Ваша задача: Воспроизведите, пожалуйста, все приведённые ниже данные строка в строку, без единого изменения. Изображения в ответ не включайте.

Извлечённые данные:
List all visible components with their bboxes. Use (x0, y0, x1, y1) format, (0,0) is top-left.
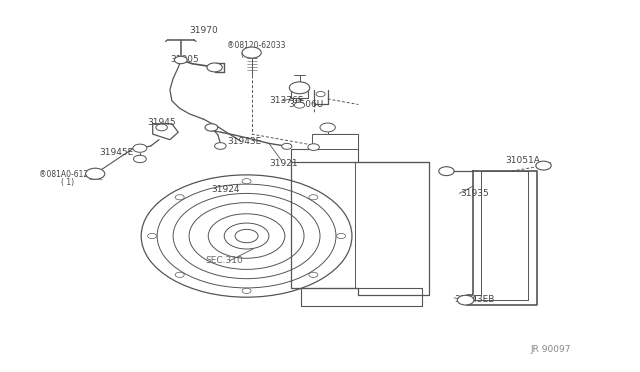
Circle shape (133, 144, 147, 152)
Circle shape (458, 295, 474, 305)
Circle shape (536, 161, 551, 170)
Circle shape (174, 56, 187, 64)
Circle shape (242, 179, 251, 184)
Bar (291, 88, 308, 98)
Circle shape (175, 272, 184, 278)
Circle shape (289, 82, 310, 94)
Circle shape (134, 155, 147, 163)
Circle shape (205, 124, 218, 131)
Circle shape (308, 144, 319, 150)
Text: SEC.310: SEC.310 (205, 256, 243, 264)
Circle shape (207, 63, 222, 72)
Circle shape (316, 92, 325, 97)
Text: 31943EB: 31943EB (454, 295, 495, 304)
Circle shape (282, 143, 292, 149)
Text: 31943E: 31943E (227, 137, 262, 146)
Text: 31051A: 31051A (505, 155, 540, 164)
Circle shape (242, 47, 261, 58)
Circle shape (175, 195, 184, 200)
Circle shape (439, 167, 454, 176)
Text: ( 1): ( 1) (61, 178, 74, 187)
Bar (312, 134, 358, 149)
Circle shape (214, 142, 226, 149)
Circle shape (337, 234, 346, 238)
Text: ( 1): ( 1) (241, 50, 255, 59)
Circle shape (156, 124, 168, 131)
Text: 31924: 31924 (211, 185, 240, 194)
Circle shape (86, 168, 105, 179)
Circle shape (294, 102, 305, 108)
Text: 31945E: 31945E (100, 148, 134, 157)
Circle shape (309, 195, 318, 200)
Text: JR 90097: JR 90097 (531, 344, 572, 353)
Text: ®081A0-6121A: ®081A0-6121A (39, 170, 98, 179)
Text: 31376E: 31376E (269, 96, 303, 105)
Text: ®08120-62033: ®08120-62033 (227, 41, 286, 50)
Text: 31506U: 31506U (288, 100, 323, 109)
Text: 31970: 31970 (189, 26, 218, 35)
Text: 31935: 31935 (461, 189, 489, 198)
Circle shape (309, 272, 318, 278)
Circle shape (242, 288, 251, 294)
Text: 31905: 31905 (170, 55, 198, 64)
Circle shape (148, 234, 157, 238)
Circle shape (320, 123, 335, 132)
Text: 31945: 31945 (148, 119, 176, 128)
Text: 31921: 31921 (269, 159, 298, 168)
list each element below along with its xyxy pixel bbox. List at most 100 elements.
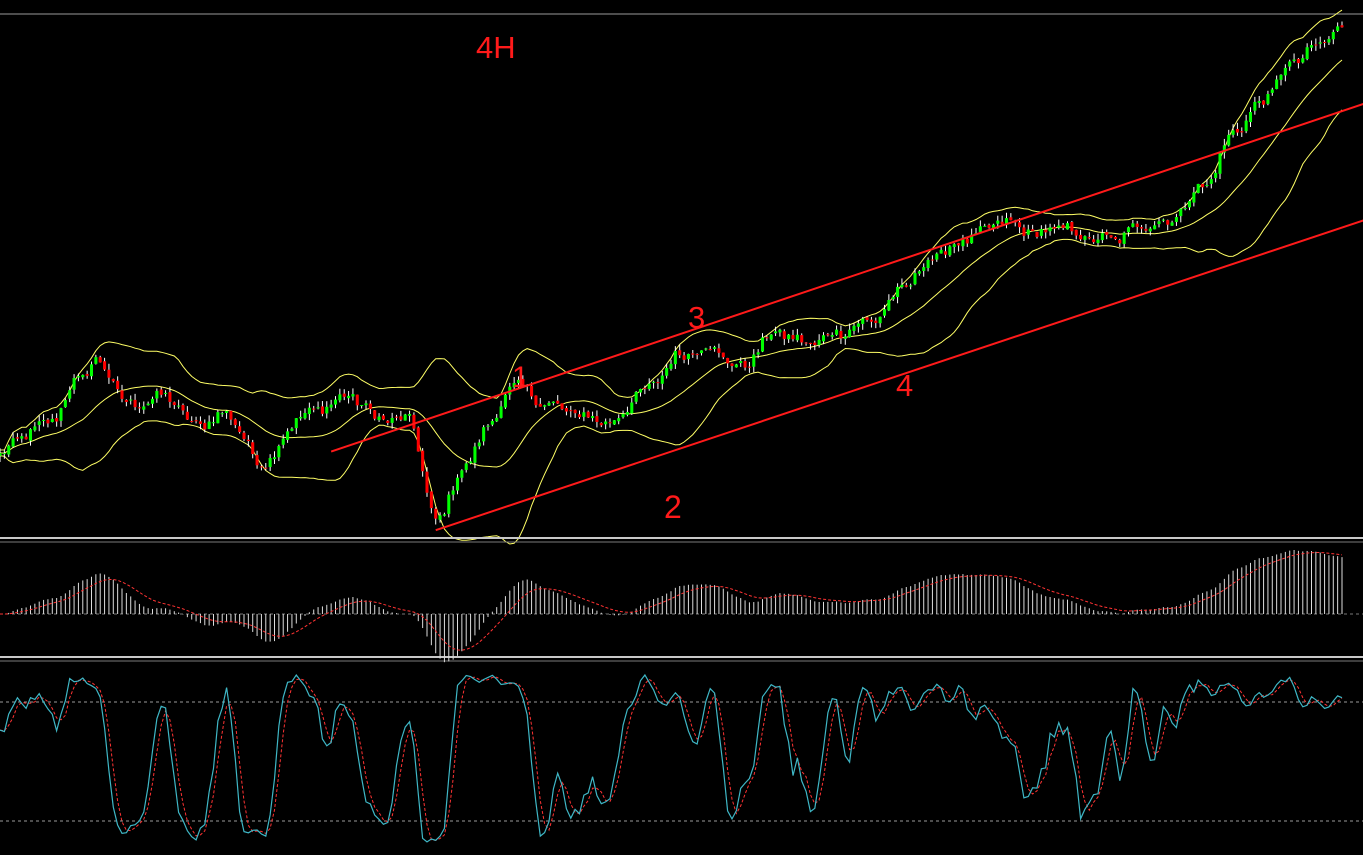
candle-body: [447, 494, 451, 514]
candle-body: [63, 400, 67, 408]
candle-body: [198, 421, 202, 424]
candle: [486, 423, 490, 431]
candle-body: [1113, 236, 1117, 240]
pane-separators: [0, 537, 1363, 662]
candle-body: [1279, 74, 1283, 80]
candle: [198, 416, 202, 430]
candle: [1096, 233, 1100, 247]
candle: [621, 410, 625, 419]
candle: [978, 220, 982, 233]
candle: [72, 374, 76, 394]
candle-body: [373, 410, 377, 419]
candle: [861, 316, 865, 330]
candle-body: [852, 325, 856, 331]
candle: [512, 377, 516, 390]
candle: [1262, 100, 1266, 108]
candle-body: [59, 408, 63, 421]
trendline-upper: [330, 102, 1363, 453]
candle: [904, 282, 908, 288]
candle: [965, 236, 969, 247]
candle: [338, 388, 342, 403]
candle: [107, 363, 111, 384]
candle: [625, 406, 629, 417]
candle: [1074, 229, 1078, 240]
candle: [1205, 179, 1209, 188]
candle-body: [1144, 228, 1148, 231]
candle-body: [329, 404, 333, 408]
candle-body: [669, 363, 673, 369]
candle-body: [800, 335, 804, 343]
candle: [760, 333, 765, 353]
candle-body: [495, 417, 499, 422]
candle: [1061, 223, 1065, 231]
candle-body: [455, 477, 460, 491]
candle: [730, 363, 734, 372]
candle-body: [978, 226, 982, 233]
candle-body: [1031, 229, 1035, 232]
candle-body: [821, 335, 826, 342]
candle: [120, 384, 124, 403]
candle: [1292, 53, 1296, 63]
candle: [216, 409, 220, 424]
candle: [543, 404, 547, 411]
candle-body: [303, 412, 307, 419]
candle-body: [386, 420, 390, 423]
candle: [63, 398, 67, 408]
candle-body: [595, 416, 599, 422]
candle: [1109, 235, 1113, 239]
candle-body: [242, 432, 246, 440]
candle-body: [482, 427, 486, 442]
candle: [255, 450, 259, 469]
candle: [251, 439, 255, 459]
candle-body: [1100, 233, 1104, 241]
candle: [351, 388, 355, 401]
candle-body: [1262, 100, 1266, 105]
candles: [0, 21, 1344, 525]
candle: [917, 269, 921, 276]
candle-body: [891, 296, 895, 300]
candle: [682, 351, 686, 364]
candle-body: [460, 470, 464, 478]
candle-body: [983, 225, 987, 227]
candle: [647, 378, 651, 391]
candle-body: [1131, 223, 1135, 227]
candle: [708, 345, 712, 351]
candle: [930, 255, 934, 265]
candle-body: [665, 368, 669, 376]
candle-body: [1336, 26, 1340, 31]
candle: [1083, 235, 1087, 246]
candle: [20, 433, 24, 443]
candle: [473, 442, 477, 469]
candle: [804, 342, 808, 346]
candle: [272, 451, 277, 464]
candle-body: [621, 413, 625, 418]
candle: [85, 370, 89, 379]
candle: [874, 317, 878, 329]
candle: [521, 375, 525, 385]
candle-body: [1079, 234, 1083, 240]
candle-body: [120, 390, 124, 399]
candle: [150, 396, 155, 408]
candle: [643, 385, 647, 395]
candle-body: [277, 445, 281, 458]
candle: [194, 416, 198, 424]
candle-body: [556, 400, 560, 404]
candle-body: [1004, 218, 1009, 224]
candle: [68, 386, 72, 403]
candle: [551, 401, 555, 406]
candle-body: [1196, 183, 1200, 193]
candle: [325, 401, 329, 419]
candle: [1218, 151, 1222, 180]
candle-body: [264, 467, 268, 469]
candle: [891, 295, 895, 301]
candle: [830, 332, 834, 340]
candle: [765, 335, 769, 341]
candle: [28, 428, 33, 446]
candle-body: [530, 385, 534, 397]
candle: [1122, 231, 1126, 248]
candle: [364, 400, 368, 409]
candle-body: [630, 402, 634, 414]
candle: [316, 401, 320, 410]
candle: [987, 223, 991, 229]
candle-body: [1026, 229, 1030, 235]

Результат выполнения:
List all visible components with their bboxes. Use (x0, y0, x1, y1) format, (0,0) is top-left.
Circle shape (133, 144, 147, 152)
Circle shape (458, 295, 474, 305)
Circle shape (536, 161, 551, 170)
Circle shape (174, 56, 187, 64)
Circle shape (242, 179, 251, 184)
Bar (291, 88, 308, 98)
Circle shape (175, 272, 184, 278)
Circle shape (289, 82, 310, 94)
Circle shape (134, 155, 147, 163)
Circle shape (205, 124, 218, 131)
Circle shape (308, 144, 319, 150)
Text: SEC.310: SEC.310 (205, 256, 243, 264)
Circle shape (207, 63, 222, 72)
Circle shape (316, 92, 325, 97)
Text: 31943EB: 31943EB (454, 295, 495, 304)
Circle shape (282, 143, 292, 149)
Text: 31943E: 31943E (227, 137, 262, 146)
Text: 31051A: 31051A (505, 155, 540, 164)
Circle shape (242, 47, 261, 58)
Circle shape (175, 195, 184, 200)
Circle shape (439, 167, 454, 176)
Text: ( 1): ( 1) (61, 178, 74, 187)
Bar (312, 134, 358, 149)
Circle shape (214, 142, 226, 149)
Circle shape (337, 234, 346, 238)
Text: ( 1): ( 1) (241, 50, 255, 59)
Circle shape (156, 124, 168, 131)
Text: 31924: 31924 (211, 185, 240, 194)
Circle shape (86, 168, 105, 179)
Circle shape (294, 102, 305, 108)
Text: 31945E: 31945E (100, 148, 134, 157)
Circle shape (309, 195, 318, 200)
Text: JR 90097: JR 90097 (531, 344, 572, 353)
Text: ®081A0-6121A: ®081A0-6121A (39, 170, 98, 179)
Text: 31376E: 31376E (269, 96, 303, 105)
Text: ®08120-62033: ®08120-62033 (227, 41, 286, 50)
Text: 31506U: 31506U (288, 100, 323, 109)
Text: 31970: 31970 (189, 26, 218, 35)
Text: 31935: 31935 (461, 189, 489, 198)
Circle shape (309, 272, 318, 278)
Circle shape (242, 288, 251, 294)
Text: 31905: 31905 (170, 55, 198, 64)
Circle shape (148, 234, 157, 238)
Circle shape (320, 123, 335, 132)
Text: 31945: 31945 (148, 119, 176, 128)
Text: 31921: 31921 (269, 159, 298, 168)
list each element below along with its xyxy pixel bbox. List at most 100 elements.
candle-body: [447, 494, 451, 514]
candle-body: [63, 400, 67, 408]
candle-body: [198, 421, 202, 424]
candle: [486, 423, 490, 431]
candle-body: [1113, 236, 1117, 240]
pane-separators: [0, 537, 1363, 662]
candle-body: [1279, 74, 1283, 80]
candle: [198, 416, 202, 430]
candle: [1096, 233, 1100, 247]
candle: [621, 410, 625, 419]
candle: [978, 220, 982, 233]
candle: [72, 374, 76, 394]
candle-body: [373, 410, 377, 419]
candle: [861, 316, 865, 330]
candle-body: [852, 325, 856, 331]
candle: [512, 377, 516, 390]
candle: [1262, 100, 1266, 108]
candle-body: [59, 408, 63, 421]
trendline-upper: [330, 102, 1363, 453]
candle: [904, 282, 908, 288]
candle: [965, 236, 969, 247]
candle: [338, 388, 342, 403]
candle: [107, 363, 111, 384]
candle: [625, 406, 629, 417]
candle: [1074, 229, 1078, 240]
candle: [1205, 179, 1209, 188]
candle-body: [1144, 228, 1148, 231]
candle-body: [329, 404, 333, 408]
candle-body: [669, 363, 673, 369]
candle-body: [800, 335, 804, 343]
candle: [760, 333, 765, 353]
candle-body: [495, 417, 499, 422]
candle: [1061, 223, 1065, 231]
candle-body: [455, 477, 460, 491]
candle: [730, 363, 734, 372]
candle-body: [978, 226, 982, 233]
candle-body: [1031, 229, 1035, 232]
candle-body: [821, 335, 826, 342]
candle: [120, 384, 124, 403]
candle: [1292, 53, 1296, 63]
candle: [216, 409, 220, 424]
candle: [543, 404, 547, 411]
candle-body: [303, 412, 307, 419]
candle-body: [386, 420, 390, 423]
candle: [63, 398, 67, 408]
candle-body: [595, 416, 599, 422]
candle: [1109, 235, 1113, 239]
candle-body: [242, 432, 246, 440]
candle-body: [482, 427, 486, 442]
candle: [255, 450, 259, 469]
candle: [251, 439, 255, 459]
candle-body: [1100, 233, 1104, 241]
candle: [351, 388, 355, 401]
candle-body: [1262, 100, 1266, 105]
candles: [0, 21, 1344, 525]
candle: [917, 269, 921, 276]
candle-body: [891, 296, 895, 300]
candle: [682, 351, 686, 364]
candle-body: [460, 470, 464, 478]
candle-body: [983, 225, 987, 227]
candle: [647, 378, 651, 391]
candle-body: [1131, 223, 1135, 227]
candle: [708, 345, 712, 351]
candle: [930, 255, 934, 265]
candle-body: [665, 368, 669, 376]
candle-body: [1336, 26, 1340, 31]
candle: [1083, 235, 1087, 246]
candle: [20, 433, 24, 443]
candle: [473, 442, 477, 469]
candle: [804, 342, 808, 346]
candle: [272, 451, 277, 464]
candle-body: [621, 413, 625, 418]
candle: [85, 370, 89, 379]
candle: [874, 317, 878, 329]
candle: [521, 375, 525, 385]
candle-body: [1079, 234, 1083, 240]
candle-body: [120, 390, 124, 399]
candle: [150, 396, 155, 408]
candle: [643, 385, 647, 395]
candle-body: [277, 445, 281, 458]
candle: [194, 416, 198, 424]
candle-body: [556, 400, 560, 404]
candle-body: [1004, 218, 1009, 224]
candle: [68, 386, 72, 403]
candle: [551, 401, 555, 406]
candle-body: [1196, 183, 1200, 193]
candle: [325, 401, 329, 419]
candle: [1218, 151, 1222, 180]
candle-body: [264, 467, 268, 469]
candle: [891, 295, 895, 301]
candle: [830, 332, 834, 340]
candle: [765, 335, 769, 341]
candle: [28, 428, 33, 446]
candle-body: [530, 385, 534, 397]
candle: [1122, 231, 1126, 248]
candle: [364, 400, 368, 409]
candle-body: [630, 402, 634, 414]
candle: [316, 401, 320, 410]
candle: [987, 223, 991, 229]
candle-body: [1026, 229, 1030, 235]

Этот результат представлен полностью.